_DATA FOR THE TASK_
◆ ◆ ◆ ◆

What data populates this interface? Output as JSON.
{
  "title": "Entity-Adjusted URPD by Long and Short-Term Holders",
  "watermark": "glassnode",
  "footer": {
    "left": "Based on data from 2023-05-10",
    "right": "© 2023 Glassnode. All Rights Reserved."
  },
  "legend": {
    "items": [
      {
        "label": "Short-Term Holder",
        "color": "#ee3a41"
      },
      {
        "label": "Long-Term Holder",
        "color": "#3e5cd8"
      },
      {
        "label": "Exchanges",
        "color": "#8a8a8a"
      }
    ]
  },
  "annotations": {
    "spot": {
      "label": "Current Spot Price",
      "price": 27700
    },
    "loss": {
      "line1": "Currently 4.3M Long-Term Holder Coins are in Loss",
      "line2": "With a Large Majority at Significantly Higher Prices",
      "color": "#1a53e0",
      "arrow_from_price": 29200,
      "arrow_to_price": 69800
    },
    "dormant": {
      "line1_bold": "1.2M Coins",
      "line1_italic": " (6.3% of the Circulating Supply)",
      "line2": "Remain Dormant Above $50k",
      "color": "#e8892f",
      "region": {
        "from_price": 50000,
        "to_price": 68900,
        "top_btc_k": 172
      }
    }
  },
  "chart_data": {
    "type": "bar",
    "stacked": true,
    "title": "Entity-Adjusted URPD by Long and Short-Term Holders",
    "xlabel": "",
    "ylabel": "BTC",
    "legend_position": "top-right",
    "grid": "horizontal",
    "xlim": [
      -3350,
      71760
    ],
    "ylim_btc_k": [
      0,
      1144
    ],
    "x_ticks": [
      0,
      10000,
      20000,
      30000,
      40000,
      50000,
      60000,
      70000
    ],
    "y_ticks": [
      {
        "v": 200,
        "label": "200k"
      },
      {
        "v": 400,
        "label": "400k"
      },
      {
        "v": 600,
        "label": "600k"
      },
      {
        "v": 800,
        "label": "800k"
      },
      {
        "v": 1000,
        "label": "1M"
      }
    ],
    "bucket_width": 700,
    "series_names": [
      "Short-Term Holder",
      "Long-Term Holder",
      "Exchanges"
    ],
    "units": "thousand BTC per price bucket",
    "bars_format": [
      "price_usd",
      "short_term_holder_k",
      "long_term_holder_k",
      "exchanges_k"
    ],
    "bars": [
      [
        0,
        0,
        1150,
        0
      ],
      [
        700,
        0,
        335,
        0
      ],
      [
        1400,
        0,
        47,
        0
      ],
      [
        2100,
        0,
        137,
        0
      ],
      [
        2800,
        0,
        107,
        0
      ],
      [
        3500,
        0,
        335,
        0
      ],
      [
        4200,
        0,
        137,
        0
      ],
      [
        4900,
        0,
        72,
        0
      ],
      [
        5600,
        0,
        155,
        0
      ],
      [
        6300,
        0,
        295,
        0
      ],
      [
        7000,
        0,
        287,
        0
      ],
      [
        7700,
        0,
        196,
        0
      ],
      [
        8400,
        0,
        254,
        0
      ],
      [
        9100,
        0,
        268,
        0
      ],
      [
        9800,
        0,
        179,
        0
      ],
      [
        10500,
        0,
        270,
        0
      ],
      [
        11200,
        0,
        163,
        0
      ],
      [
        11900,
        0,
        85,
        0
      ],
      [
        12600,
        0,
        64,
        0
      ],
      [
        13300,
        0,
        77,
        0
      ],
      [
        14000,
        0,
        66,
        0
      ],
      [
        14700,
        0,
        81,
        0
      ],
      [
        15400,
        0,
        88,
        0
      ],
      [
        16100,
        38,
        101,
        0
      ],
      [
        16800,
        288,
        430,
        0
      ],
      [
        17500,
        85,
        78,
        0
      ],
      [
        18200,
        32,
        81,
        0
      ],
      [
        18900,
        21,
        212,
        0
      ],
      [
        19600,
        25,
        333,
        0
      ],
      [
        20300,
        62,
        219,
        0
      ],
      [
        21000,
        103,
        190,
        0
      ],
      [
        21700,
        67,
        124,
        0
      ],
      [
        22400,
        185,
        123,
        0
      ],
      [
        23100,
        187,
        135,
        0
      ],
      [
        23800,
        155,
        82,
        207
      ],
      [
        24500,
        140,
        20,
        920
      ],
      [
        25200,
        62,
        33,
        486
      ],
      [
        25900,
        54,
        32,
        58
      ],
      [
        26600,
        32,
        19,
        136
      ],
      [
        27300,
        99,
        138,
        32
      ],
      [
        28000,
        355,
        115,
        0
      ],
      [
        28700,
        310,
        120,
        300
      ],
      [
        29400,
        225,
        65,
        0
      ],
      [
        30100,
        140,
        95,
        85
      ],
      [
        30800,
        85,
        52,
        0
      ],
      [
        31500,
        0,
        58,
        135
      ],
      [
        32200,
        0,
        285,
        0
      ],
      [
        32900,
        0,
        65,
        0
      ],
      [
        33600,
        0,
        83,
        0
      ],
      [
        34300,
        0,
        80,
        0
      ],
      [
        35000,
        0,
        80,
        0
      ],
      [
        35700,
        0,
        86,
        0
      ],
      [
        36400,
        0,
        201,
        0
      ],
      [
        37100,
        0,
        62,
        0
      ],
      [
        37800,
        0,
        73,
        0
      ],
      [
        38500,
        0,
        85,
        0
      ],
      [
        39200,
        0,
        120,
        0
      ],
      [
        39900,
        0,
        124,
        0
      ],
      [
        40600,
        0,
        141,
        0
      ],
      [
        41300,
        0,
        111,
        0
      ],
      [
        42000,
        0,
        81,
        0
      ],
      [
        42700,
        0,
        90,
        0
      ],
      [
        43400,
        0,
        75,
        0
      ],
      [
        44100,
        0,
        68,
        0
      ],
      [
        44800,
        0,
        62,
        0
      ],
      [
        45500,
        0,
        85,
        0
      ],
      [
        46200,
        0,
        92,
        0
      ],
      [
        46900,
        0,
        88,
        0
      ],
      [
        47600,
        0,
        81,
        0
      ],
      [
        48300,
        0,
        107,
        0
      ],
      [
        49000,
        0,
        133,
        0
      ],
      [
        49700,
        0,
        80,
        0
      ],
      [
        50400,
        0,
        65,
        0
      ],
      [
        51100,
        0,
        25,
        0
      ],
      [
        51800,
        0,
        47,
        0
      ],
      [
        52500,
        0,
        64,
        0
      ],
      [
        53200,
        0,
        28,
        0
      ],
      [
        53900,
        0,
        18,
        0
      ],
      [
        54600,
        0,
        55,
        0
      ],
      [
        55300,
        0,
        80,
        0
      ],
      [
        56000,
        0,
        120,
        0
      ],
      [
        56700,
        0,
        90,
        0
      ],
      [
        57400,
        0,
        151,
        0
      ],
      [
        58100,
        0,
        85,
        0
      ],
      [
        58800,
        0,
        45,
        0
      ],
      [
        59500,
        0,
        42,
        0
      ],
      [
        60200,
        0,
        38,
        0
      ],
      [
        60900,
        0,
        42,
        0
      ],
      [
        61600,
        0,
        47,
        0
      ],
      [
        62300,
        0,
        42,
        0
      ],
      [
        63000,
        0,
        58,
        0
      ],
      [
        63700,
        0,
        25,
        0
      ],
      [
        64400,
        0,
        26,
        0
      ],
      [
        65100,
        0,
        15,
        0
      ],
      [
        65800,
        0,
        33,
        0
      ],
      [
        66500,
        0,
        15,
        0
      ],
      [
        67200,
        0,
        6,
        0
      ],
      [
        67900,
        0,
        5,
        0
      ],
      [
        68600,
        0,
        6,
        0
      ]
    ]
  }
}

◆ ◆ ◆ ◆

_SHORT PROBLEM_
Retype the records above exactly.

_EXERCISE ANSWER_
What data populates this interface? Output as JSON.
{
  "title": "Entity-Adjusted URPD by Long and Short-Term Holders",
  "watermark": "glassnode",
  "footer": {
    "left": "Based on data from 2023-05-10",
    "right": "© 2023 Glassnode. All Rights Reserved."
  },
  "legend": {
    "items": [
      {
        "label": "Short-Term Holder",
        "color": "#ee3a41"
      },
      {
        "label": "Long-Term Holder",
        "color": "#3e5cd8"
      },
      {
        "label": "Exchanges",
        "color": "#8a8a8a"
      }
    ]
  },
  "annotations": {
    "spot": {
      "label": "Current Spot Price",
      "price": 27700
    },
    "loss": {
      "line1": "Currently 4.3M Long-Term Holder Coins are in Loss",
      "line2": "With a Large Majority at Significantly Higher Prices",
      "color": "#1a53e0",
      "arrow_from_price": 29200,
      "arrow_to_price": 69800
    },
    "dormant": {
      "line1_bold": "1.2M Coins",
      "line1_italic": " (6.3% of the Circulating Supply)",
      "line2": "Remain Dormant Above $50k",
      "color": "#e8892f",
      "region": {
        "from_price": 50000,
        "to_price": 68900,
        "top_btc_k": 172
      }
    }
  },
  "chart_data": {
    "type": "bar",
    "stacked": true,
    "title": "Entity-Adjusted URPD by Long and Short-Term Holders",
    "xlabel": "",
    "ylabel": "BTC",
    "legend_position": "top-right",
    "grid": "horizontal",
    "xlim": [
      -3350,
      71760
    ],
    "ylim_btc_k": [
      0,
      1144
    ],
    "x_ticks": [
      0,
      10000,
      20000,
      30000,
      40000,
      50000,
      60000,
      70000
    ],
    "y_ticks": [
      {
        "v": 200,
        "label": "200k"
      },
      {
        "v": 400,
        "label": "400k"
      },
      {
        "v": 600,
        "label": "600k"
      },
      {
        "v": 800,
        "label": "800k"
      },
      {
        "v": 1000,
        "label": "1M"
      }
    ],
    "bucket_width": 700,
    "series_names": [
      "Short-Term Holder",
      "Long-Term Holder",
      "Exchanges"
    ],
    "units": "thousand BTC per price bucket",
    "bars_format": [
      "price_usd",
      "short_term_holder_k",
      "long_term_holder_k",
      "exchanges_k"
    ],
    "bars": [
      [
        0,
        0,
        1150,
        0
      ],
      [
        700,
        0,
        335,
        0
      ],
      [
        1400,
        0,
        47,
        0
      ],
      [
        2100,
        0,
        137,
        0
      ],
      [
        2800,
        0,
        107,
        0
      ],
      [
        3500,
        0,
        335,
        0
      ],
      [
        4200,
        0,
        137,
        0
      ],
      [
        4900,
        0,
        72,
        0
      ],
      [
        5600,
        0,
        155,
        0
      ],
      [
        6300,
        0,
        295,
        0
      ],
      [
        7000,
        0,
        287,
        0
      ],
      [
        7700,
        0,
        196,
        0
      ],
      [
        8400,
        0,
        254,
        0
      ],
      [
        9100,
        0,
        268,
        0
      ],
      [
        9800,
        0,
        179,
        0
      ],
      [
        10500,
        0,
        270,
        0
      ],
      [
        11200,
        0,
        163,
        0
      ],
      [
        11900,
        0,
        85,
        0
      ],
      [
        12600,
        0,
        64,
        0
      ],
      [
        13300,
        0,
        77,
        0
      ],
      [
        14000,
        0,
        66,
        0
      ],
      [
        14700,
        0,
        81,
        0
      ],
      [
        15400,
        0,
        88,
        0
      ],
      [
        16100,
        38,
        101,
        0
      ],
      [
        16800,
        288,
        430,
        0
      ],
      [
        17500,
        85,
        78,
        0
      ],
      [
        18200,
        32,
        81,
        0
      ],
      [
        18900,
        21,
        212,
        0
      ],
      [
        19600,
        25,
        333,
        0
      ],
      [
        20300,
        62,
        219,
        0
      ],
      [
        21000,
        103,
        190,
        0
      ],
      [
        21700,
        67,
        124,
        0
      ],
      [
        22400,
        185,
        123,
        0
      ],
      [
        23100,
        187,
        135,
        0
      ],
      [
        23800,
        155,
        82,
        207
      ],
      [
        24500,
        140,
        20,
        920
      ],
      [
        25200,
        62,
        33,
        486
      ],
      [
        25900,
        54,
        32,
        58
      ],
      [
        26600,
        32,
        19,
        136
      ],
      [
        27300,
        99,
        138,
        32
      ],
      [
        28000,
        355,
        115,
        0
      ],
      [
        28700,
        310,
        120,
        300
      ],
      [
        29400,
        225,
        65,
        0
      ],
      [
        30100,
        140,
        95,
        85
      ],
      [
        30800,
        85,
        52,
        0
      ],
      [
        31500,
        0,
        58,
        135
      ],
      [
        32200,
        0,
        285,
        0
      ],
      [
        32900,
        0,
        65,
        0
      ],
      [
        33600,
        0,
        83,
        0
      ],
      [
        34300,
        0,
        80,
        0
      ],
      [
        35000,
        0,
        80,
        0
      ],
      [
        35700,
        0,
        86,
        0
      ],
      [
        36400,
        0,
        201,
        0
      ],
      [
        37100,
        0,
        62,
        0
      ],
      [
        37800,
        0,
        73,
        0
      ],
      [
        38500,
        0,
        85,
        0
      ],
      [
        39200,
        0,
        120,
        0
      ],
      [
        39900,
        0,
        124,
        0
      ],
      [
        40600,
        0,
        141,
        0
      ],
      [
        41300,
        0,
        111,
        0
      ],
      [
        42000,
        0,
        81,
        0
      ],
      [
        42700,
        0,
        90,
        0
      ],
      [
        43400,
        0,
        75,
        0
      ],
      [
        44100,
        0,
        68,
        0
      ],
      [
        44800,
        0,
        62,
        0
      ],
      [
        45500,
        0,
        85,
        0
      ],
      [
        46200,
        0,
        92,
        0
      ],
      [
        46900,
        0,
        88,
        0
      ],
      [
        47600,
        0,
        81,
        0
      ],
      [
        48300,
        0,
        107,
        0
      ],
      [
        49000,
        0,
        133,
        0
      ],
      [
        49700,
        0,
        80,
        0
      ],
      [
        50400,
        0,
        65,
        0
      ],
      [
        51100,
        0,
        25,
        0
      ],
      [
        51800,
        0,
        47,
        0
      ],
      [
        52500,
        0,
        64,
        0
      ],
      [
        53200,
        0,
        28,
        0
      ],
      [
        53900,
        0,
        18,
        0
      ],
      [
        54600,
        0,
        55,
        0
      ],
      [
        55300,
        0,
        80,
        0
      ],
      [
        56000,
        0,
        120,
        0
      ],
      [
        56700,
        0,
        90,
        0
      ],
      [
        57400,
        0,
        151,
        0
      ],
      [
        58100,
        0,
        85,
        0
      ],
      [
        58800,
        0,
        45,
        0
      ],
      [
        59500,
        0,
        42,
        0
      ],
      [
        60200,
        0,
        38,
        0
      ],
      [
        60900,
        0,
        42,
        0
      ],
      [
        61600,
        0,
        47,
        0
      ],
      [
        62300,
        0,
        42,
        0
      ],
      [
        63000,
        0,
        58,
        0
      ],
      [
        63700,
        0,
        25,
        0
      ],
      [
        64400,
        0,
        26,
        0
      ],
      [
        65100,
        0,
        15,
        0
      ],
      [
        65800,
        0,
        33,
        0
      ],
      [
        66500,
        0,
        15,
        0
      ],
      [
        67200,
        0,
        6,
        0
      ],
      [
        67900,
        0,
        5,
        0
      ],
      [
        68600,
        0,
        6,
        0
      ]
    ]
  }
}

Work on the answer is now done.